----- Data for the task -----

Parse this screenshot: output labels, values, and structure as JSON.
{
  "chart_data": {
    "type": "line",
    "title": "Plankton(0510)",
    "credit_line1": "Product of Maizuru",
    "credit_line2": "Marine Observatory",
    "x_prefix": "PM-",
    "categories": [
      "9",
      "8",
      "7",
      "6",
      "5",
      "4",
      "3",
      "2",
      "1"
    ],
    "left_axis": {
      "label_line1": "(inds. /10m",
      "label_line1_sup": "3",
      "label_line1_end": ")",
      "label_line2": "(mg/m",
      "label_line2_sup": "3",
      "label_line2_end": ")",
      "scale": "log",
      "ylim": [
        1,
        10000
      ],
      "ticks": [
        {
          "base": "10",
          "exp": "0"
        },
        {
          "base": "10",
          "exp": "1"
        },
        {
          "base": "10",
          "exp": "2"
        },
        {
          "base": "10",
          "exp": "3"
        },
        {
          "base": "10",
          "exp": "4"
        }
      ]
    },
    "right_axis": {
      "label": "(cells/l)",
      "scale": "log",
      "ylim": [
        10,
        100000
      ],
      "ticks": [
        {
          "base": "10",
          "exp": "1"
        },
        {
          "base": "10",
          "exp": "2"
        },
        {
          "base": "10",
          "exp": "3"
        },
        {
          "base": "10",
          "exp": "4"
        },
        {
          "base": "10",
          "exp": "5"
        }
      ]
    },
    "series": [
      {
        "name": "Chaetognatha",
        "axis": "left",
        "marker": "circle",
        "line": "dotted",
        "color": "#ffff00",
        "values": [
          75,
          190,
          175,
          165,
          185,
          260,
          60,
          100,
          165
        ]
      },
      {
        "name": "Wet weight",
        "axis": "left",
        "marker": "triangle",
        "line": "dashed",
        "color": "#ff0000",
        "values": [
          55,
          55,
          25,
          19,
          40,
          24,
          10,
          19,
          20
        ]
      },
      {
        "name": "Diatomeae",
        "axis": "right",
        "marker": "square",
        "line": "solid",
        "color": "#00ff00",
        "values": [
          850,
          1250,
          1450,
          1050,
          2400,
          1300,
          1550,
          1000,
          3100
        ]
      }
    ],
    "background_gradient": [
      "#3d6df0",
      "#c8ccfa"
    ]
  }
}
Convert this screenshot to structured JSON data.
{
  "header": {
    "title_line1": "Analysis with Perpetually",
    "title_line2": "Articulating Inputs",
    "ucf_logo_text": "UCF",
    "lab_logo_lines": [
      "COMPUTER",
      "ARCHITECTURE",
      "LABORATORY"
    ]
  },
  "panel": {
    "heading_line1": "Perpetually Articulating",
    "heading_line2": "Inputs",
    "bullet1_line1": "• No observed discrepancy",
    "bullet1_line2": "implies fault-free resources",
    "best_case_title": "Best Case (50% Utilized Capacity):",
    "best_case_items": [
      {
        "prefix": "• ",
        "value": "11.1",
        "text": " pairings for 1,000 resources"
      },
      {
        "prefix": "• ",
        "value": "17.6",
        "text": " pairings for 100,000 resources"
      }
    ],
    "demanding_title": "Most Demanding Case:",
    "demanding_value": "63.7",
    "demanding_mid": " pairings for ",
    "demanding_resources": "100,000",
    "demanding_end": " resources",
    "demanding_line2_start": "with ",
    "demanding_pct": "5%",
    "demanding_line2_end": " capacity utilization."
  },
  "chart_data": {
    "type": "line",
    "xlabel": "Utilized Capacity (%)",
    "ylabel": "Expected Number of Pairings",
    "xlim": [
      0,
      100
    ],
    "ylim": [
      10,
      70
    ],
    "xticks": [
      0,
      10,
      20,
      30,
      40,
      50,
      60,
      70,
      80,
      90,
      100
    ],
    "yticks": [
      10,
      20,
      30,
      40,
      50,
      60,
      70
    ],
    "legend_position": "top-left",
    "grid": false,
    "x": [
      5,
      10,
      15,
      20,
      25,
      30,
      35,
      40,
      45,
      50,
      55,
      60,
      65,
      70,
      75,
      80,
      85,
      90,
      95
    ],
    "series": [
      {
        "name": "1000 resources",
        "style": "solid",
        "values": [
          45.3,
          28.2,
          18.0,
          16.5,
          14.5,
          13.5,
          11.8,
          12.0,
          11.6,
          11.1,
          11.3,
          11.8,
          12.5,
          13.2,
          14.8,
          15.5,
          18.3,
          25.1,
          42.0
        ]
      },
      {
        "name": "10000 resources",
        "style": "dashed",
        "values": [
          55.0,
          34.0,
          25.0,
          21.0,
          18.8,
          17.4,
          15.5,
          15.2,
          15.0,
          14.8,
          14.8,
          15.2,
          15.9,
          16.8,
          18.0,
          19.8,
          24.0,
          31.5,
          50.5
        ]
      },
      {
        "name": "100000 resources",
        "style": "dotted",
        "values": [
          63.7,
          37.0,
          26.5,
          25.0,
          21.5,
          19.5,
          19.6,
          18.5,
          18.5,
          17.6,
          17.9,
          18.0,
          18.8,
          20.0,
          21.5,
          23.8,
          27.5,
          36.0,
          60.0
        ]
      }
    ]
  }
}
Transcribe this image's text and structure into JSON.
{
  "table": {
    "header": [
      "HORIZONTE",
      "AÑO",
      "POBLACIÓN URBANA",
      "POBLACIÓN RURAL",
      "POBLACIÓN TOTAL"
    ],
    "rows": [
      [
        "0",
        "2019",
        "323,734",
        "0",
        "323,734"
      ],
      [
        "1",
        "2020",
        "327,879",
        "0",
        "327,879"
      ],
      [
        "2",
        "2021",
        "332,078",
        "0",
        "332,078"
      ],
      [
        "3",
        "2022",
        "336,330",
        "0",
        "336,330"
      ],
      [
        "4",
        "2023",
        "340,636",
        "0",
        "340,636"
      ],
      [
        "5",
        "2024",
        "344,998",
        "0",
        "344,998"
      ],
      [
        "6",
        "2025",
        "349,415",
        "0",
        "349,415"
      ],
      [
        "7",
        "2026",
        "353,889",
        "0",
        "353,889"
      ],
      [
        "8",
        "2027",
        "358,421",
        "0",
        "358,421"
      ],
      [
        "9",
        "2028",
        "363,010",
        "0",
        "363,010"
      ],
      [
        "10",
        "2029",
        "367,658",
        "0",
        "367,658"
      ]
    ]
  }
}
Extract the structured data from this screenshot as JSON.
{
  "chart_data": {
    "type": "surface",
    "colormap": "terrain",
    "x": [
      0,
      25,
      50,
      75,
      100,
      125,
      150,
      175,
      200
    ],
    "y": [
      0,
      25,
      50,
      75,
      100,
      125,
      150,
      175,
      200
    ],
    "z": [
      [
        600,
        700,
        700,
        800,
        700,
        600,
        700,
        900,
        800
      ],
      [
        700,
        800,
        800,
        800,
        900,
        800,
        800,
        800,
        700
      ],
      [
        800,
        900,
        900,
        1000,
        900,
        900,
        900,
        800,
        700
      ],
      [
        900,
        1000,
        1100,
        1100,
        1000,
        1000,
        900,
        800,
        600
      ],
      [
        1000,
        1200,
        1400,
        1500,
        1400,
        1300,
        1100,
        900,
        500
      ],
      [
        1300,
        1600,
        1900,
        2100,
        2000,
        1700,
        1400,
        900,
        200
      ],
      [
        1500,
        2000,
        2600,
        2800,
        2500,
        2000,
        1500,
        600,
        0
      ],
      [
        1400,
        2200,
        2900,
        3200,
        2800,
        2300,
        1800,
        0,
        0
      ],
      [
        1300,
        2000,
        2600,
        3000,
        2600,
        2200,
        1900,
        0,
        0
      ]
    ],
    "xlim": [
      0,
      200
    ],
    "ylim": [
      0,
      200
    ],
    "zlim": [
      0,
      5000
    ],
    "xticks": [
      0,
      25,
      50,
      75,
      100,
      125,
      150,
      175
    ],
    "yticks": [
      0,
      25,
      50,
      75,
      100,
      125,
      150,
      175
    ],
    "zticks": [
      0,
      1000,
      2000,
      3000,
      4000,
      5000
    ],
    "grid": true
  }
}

-----

■ Given instruction ■
Output exactly the lines above, from the one holding "Extract the structured" through the end of the data, including the first and last.

■ Exercise result ■
Extract the structured data from this screenshot as JSON.
{
  "chart_data": {
    "type": "surface",
    "colormap": "terrain",
    "x": [
      0,
      25,
      50,
      75,
      100,
      125,
      150,
      175,
      200
    ],
    "y": [
      0,
      25,
      50,
      75,
      100,
      125,
      150,
      175,
      200
    ],
    "z": [
      [
        600,
        700,
        700,
        800,
        700,
        600,
        700,
        900,
        800
      ],
      [
        700,
        800,
        800,
        800,
        900,
        800,
        800,
        800,
        700
      ],
      [
        800,
        900,
        900,
        1000,
        900,
        900,
        900,
        800,
        700
      ],
      [
        900,
        1000,
        1100,
        1100,
        1000,
        1000,
        900,
        800,
        600
      ],
      [
        1000,
        1200,
        1400,
        1500,
        1400,
        1300,
        1100,
        900,
        500
      ],
      [
        1300,
        1600,
        1900,
        2100,
        2000,
        1700,
        1400,
        900,
        200
      ],
      [
        1500,
        2000,
        2600,
        2800,
        2500,
        2000,
        1500,
        600,
        0
      ],
      [
        1400,
        2200,
        2900,
        3200,
        2800,
        2300,
        1800,
        0,
        0
      ],
      [
        1300,
        2000,
        2600,
        3000,
        2600,
        2200,
        1900,
        0,
        0
      ]
    ],
    "xlim": [
      0,
      200
    ],
    "ylim": [
      0,
      200
    ],
    "zlim": [
      0,
      5000
    ],
    "xticks": [
      0,
      25,
      50,
      75,
      100,
      125,
      150,
      175
    ],
    "yticks": [
      0,
      25,
      50,
      75,
      100,
      125,
      150,
      175
    ],
    "zticks": [
      0,
      1000,
      2000,
      3000,
      4000,
      5000
    ],
    "grid": true
  }
}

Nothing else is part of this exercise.